● **TASK STATEMENT**
Return each line of the listing that contains the string "应用在何场合".

● **DATA SHOWN**
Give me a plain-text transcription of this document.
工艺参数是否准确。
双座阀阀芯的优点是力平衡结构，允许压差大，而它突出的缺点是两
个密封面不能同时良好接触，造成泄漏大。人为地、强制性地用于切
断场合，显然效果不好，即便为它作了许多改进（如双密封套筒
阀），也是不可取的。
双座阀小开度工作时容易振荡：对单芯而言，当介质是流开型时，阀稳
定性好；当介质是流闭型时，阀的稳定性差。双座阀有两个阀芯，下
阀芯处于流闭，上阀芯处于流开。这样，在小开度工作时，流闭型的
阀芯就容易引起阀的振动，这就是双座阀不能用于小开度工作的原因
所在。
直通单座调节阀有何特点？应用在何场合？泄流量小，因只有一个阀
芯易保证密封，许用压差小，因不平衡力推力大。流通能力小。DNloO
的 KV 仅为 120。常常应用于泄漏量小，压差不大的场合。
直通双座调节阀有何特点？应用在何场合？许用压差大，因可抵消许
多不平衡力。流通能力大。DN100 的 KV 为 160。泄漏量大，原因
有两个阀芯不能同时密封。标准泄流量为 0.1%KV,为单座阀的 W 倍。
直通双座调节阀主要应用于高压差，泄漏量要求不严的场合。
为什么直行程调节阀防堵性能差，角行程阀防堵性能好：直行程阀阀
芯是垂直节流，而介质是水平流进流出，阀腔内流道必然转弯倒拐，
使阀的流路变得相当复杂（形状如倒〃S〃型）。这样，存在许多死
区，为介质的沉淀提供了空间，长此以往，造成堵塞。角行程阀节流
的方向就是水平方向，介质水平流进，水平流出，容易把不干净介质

● **ANSWER FOR THIS EXERCISE**
直通单座调节阀有何特点？应用在何场合？泄流量小，因只有一个阀
直通双座调节阀有何特点？应用在何场合？许用压差大，因可抵消许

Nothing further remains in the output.